--- Exercise materials ---

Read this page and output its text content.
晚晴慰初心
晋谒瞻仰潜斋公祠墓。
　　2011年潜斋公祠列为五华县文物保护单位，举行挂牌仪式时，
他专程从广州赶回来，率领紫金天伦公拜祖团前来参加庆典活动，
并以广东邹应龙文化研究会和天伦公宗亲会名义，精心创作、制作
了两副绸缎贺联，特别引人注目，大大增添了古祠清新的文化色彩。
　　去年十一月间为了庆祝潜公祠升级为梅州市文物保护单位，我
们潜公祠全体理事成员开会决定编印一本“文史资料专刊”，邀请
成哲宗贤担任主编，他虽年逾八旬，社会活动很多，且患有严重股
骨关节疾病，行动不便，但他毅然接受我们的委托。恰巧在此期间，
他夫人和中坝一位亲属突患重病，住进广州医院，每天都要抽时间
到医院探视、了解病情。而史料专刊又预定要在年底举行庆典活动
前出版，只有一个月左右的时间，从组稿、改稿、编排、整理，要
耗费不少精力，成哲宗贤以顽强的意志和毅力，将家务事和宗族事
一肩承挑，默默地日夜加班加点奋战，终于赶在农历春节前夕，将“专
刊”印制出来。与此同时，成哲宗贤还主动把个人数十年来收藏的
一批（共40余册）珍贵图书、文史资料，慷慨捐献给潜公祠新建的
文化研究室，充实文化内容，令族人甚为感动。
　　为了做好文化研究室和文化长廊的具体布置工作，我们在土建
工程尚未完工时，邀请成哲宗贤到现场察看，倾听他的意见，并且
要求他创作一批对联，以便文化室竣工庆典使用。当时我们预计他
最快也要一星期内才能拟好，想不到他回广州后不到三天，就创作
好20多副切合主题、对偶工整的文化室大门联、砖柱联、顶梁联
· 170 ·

---

◆ Given request:
Reproduce the material above exactly; please quote every line of it.

◆ The completed task:
Read this page and output its text content.
晚晴慰初心
晋谒瞻仰潜斋公祠墓。
　　2011年潜斋公祠列为五华县文物保护单位，举行挂牌仪式时，
他专程从广州赶回来，率领紫金天伦公拜祖团前来参加庆典活动，
并以广东邹应龙文化研究会和天伦公宗亲会名义，精心创作、制作
了两副绸缎贺联，特别引人注目，大大增添了古祠清新的文化色彩。
　　去年十一月间为了庆祝潜公祠升级为梅州市文物保护单位，我
们潜公祠全体理事成员开会决定编印一本“文史资料专刊”，邀请
成哲宗贤担任主编，他虽年逾八旬，社会活动很多，且患有严重股
骨关节疾病，行动不便，但他毅然接受我们的委托。恰巧在此期间，
他夫人和中坝一位亲属突患重病，住进广州医院，每天都要抽时间
到医院探视、了解病情。而史料专刊又预定要在年底举行庆典活动
前出版，只有一个月左右的时间，从组稿、改稿、编排、整理，要
耗费不少精力，成哲宗贤以顽强的意志和毅力，将家务事和宗族事
一肩承挑，默默地日夜加班加点奋战，终于赶在农历春节前夕，将“专
刊”印制出来。与此同时，成哲宗贤还主动把个人数十年来收藏的
一批（共40余册）珍贵图书、文史资料，慷慨捐献给潜公祠新建的
文化研究室，充实文化内容，令族人甚为感动。
　　为了做好文化研究室和文化长廊的具体布置工作，我们在土建
工程尚未完工时，邀请成哲宗贤到现场察看，倾听他的意见，并且
要求他创作一批对联，以便文化室竣工庆典使用。当时我们预计他
最快也要一星期内才能拟好，想不到他回广州后不到三天，就创作
好20多副切合主题、对偶工整的文化室大门联、砖柱联、顶梁联
· 170 ·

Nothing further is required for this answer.